TASK STATEMENT: For each line that holds "this", copy the line out.

======== SUPPLIED DATA ========

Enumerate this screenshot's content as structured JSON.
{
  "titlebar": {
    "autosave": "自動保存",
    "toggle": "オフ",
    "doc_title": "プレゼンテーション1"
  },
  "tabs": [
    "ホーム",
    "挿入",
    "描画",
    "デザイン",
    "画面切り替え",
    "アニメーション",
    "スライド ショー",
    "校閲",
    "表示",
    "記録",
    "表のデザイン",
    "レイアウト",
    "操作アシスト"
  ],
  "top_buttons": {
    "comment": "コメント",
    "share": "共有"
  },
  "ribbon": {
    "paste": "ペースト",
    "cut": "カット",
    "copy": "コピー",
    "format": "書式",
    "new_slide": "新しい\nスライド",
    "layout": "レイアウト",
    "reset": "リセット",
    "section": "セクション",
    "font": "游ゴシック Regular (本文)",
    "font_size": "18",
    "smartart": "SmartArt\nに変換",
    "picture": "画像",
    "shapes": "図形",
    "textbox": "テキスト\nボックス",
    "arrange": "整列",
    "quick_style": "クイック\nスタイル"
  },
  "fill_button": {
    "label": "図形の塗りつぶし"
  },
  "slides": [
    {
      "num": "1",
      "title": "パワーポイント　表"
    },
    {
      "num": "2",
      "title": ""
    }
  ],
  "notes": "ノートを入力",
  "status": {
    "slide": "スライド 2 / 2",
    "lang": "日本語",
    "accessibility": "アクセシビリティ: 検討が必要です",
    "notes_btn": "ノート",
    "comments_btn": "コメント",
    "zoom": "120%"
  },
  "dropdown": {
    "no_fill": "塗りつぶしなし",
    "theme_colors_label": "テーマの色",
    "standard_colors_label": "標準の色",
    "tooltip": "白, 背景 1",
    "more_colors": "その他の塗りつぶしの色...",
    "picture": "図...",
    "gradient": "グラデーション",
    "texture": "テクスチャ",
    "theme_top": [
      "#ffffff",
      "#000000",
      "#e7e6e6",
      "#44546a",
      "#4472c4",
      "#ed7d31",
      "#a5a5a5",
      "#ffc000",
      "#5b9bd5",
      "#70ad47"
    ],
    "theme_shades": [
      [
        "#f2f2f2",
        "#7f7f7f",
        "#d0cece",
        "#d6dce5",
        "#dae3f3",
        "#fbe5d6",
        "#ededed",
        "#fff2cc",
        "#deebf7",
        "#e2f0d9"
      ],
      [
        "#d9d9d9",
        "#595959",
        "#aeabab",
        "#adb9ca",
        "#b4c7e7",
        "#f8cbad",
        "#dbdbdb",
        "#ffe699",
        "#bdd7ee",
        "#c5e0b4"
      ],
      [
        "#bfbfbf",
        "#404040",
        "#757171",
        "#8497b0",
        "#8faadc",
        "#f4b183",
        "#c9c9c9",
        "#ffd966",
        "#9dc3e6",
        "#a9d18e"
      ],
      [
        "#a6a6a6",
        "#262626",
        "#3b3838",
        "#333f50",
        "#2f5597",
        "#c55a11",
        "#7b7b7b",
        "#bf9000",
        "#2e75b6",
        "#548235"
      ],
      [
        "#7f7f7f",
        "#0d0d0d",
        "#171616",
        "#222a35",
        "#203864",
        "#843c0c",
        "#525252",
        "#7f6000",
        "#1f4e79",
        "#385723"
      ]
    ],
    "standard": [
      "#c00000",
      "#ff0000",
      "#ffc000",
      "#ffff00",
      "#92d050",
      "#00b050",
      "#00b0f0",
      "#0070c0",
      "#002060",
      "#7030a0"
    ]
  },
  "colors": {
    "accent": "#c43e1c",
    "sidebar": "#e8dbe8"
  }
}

========
======== SUPPLIED DATA ========

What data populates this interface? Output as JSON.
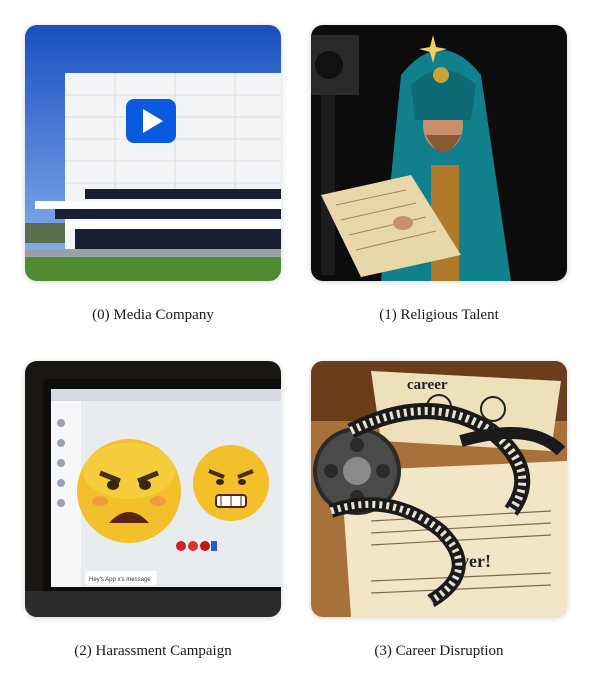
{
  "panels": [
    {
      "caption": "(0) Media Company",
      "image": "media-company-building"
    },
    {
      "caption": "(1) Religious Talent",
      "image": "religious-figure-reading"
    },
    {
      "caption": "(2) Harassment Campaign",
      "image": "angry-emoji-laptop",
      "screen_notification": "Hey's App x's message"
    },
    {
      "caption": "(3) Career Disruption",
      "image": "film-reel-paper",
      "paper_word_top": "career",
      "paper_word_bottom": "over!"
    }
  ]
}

========

TASK ANSWER:
Enumerate this screenshot's content as structured JSON.
What data populates this interface? Output as JSON.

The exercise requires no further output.